• _What the exercise asks_
Review the material and extract every line in which the word "document" occurs.

--- --- ---

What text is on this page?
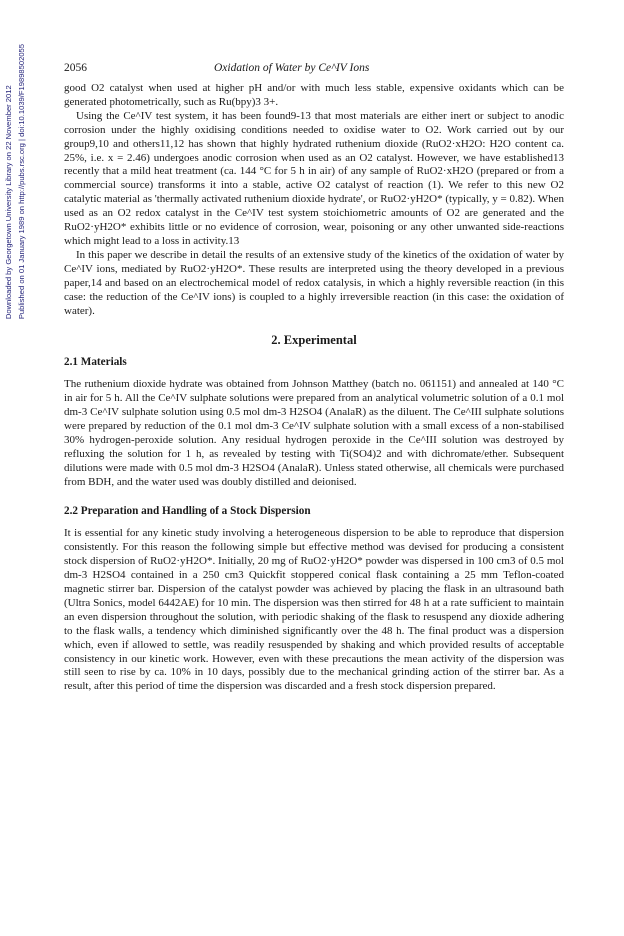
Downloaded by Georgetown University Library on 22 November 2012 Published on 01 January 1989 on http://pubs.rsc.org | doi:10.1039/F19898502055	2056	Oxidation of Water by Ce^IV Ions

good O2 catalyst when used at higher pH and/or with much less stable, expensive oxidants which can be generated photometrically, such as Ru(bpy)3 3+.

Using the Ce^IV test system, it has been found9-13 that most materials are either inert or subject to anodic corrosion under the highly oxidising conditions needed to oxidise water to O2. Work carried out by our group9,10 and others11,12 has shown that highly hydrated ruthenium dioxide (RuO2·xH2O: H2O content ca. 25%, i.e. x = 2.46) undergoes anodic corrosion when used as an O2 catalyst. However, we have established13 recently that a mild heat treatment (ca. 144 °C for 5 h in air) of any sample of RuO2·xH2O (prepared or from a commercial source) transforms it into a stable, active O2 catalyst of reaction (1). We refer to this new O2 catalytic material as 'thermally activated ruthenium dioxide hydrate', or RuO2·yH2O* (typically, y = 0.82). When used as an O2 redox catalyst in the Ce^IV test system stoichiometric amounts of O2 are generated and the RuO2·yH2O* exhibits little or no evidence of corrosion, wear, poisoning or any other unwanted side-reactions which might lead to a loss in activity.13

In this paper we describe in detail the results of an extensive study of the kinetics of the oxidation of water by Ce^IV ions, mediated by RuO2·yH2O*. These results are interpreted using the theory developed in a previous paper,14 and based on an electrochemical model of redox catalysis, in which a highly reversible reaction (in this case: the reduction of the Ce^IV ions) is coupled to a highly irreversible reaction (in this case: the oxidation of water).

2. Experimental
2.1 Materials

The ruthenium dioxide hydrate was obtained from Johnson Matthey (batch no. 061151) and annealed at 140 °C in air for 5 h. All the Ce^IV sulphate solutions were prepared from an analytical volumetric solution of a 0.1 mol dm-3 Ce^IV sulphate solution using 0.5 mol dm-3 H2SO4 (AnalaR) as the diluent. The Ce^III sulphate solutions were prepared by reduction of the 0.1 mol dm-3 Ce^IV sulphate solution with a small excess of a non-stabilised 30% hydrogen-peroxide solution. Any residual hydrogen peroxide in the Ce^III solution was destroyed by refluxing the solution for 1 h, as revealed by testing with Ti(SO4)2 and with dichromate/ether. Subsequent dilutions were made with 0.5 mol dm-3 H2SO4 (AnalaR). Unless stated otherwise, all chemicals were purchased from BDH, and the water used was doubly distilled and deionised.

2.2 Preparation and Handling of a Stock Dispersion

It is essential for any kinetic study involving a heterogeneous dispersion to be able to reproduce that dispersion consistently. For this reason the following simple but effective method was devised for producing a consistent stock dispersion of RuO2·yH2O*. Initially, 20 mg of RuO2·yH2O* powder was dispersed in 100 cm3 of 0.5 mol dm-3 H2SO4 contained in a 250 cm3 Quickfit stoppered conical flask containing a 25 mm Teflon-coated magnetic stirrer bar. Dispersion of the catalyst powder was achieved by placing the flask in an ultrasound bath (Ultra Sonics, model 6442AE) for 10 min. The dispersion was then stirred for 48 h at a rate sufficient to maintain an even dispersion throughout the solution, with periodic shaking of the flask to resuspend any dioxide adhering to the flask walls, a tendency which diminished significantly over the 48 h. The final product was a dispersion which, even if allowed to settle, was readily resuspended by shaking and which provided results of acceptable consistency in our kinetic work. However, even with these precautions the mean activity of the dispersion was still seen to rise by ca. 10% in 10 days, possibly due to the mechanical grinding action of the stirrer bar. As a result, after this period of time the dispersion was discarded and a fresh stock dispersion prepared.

--- --- ---

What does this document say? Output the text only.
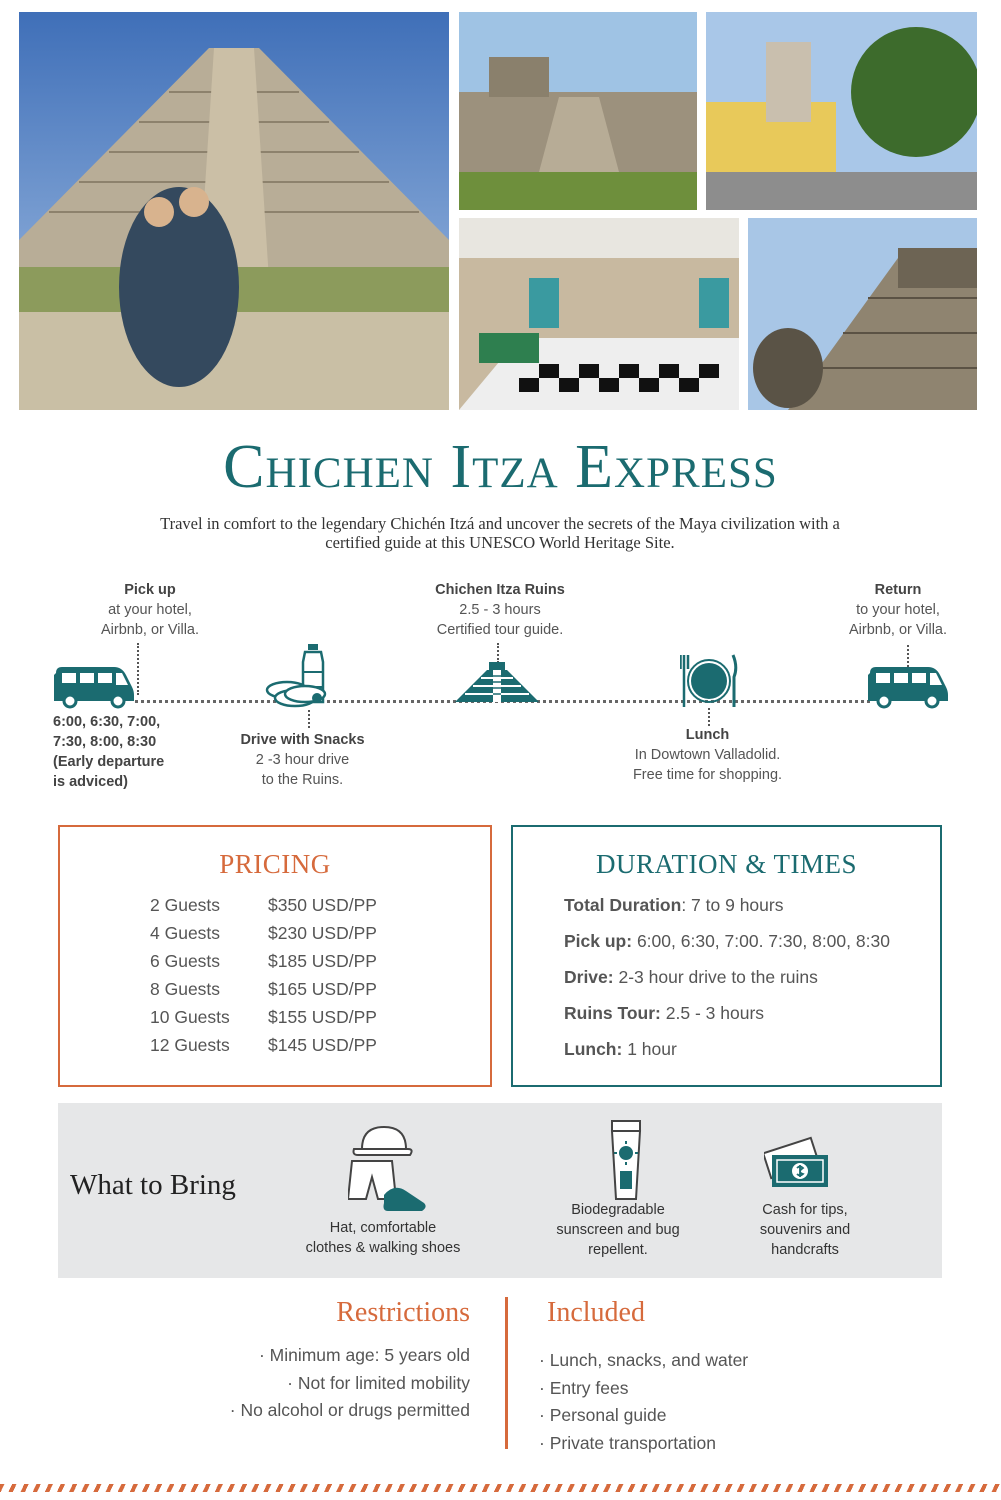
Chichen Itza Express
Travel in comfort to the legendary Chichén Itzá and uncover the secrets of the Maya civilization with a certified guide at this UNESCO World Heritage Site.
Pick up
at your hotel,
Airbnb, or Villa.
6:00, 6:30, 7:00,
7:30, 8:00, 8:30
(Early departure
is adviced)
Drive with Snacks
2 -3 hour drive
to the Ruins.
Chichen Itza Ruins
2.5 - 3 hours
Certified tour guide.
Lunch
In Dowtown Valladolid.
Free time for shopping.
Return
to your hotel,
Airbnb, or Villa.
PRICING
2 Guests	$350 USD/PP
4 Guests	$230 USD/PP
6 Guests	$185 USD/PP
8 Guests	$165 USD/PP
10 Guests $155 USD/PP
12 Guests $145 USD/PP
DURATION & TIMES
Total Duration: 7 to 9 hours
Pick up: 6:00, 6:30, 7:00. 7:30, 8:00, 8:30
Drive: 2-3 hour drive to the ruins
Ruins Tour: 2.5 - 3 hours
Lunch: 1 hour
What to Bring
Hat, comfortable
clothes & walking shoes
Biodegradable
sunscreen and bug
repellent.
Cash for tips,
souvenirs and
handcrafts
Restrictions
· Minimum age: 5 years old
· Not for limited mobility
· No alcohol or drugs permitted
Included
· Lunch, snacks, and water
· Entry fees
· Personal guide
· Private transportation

--- --- ---

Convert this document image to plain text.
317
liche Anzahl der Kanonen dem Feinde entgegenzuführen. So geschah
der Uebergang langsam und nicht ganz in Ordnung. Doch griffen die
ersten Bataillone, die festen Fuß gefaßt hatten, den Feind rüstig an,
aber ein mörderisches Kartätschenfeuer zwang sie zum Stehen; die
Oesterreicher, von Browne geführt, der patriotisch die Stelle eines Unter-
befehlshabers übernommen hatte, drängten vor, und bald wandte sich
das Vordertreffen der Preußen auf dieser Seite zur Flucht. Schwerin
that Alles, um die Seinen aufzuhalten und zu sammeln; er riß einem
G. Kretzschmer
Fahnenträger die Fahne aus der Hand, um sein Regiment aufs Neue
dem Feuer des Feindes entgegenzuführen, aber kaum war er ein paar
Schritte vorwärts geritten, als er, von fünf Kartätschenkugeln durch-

--- --- ---

• _Final result_
What does this document say? Output the text only.
Convert this document image to plain text.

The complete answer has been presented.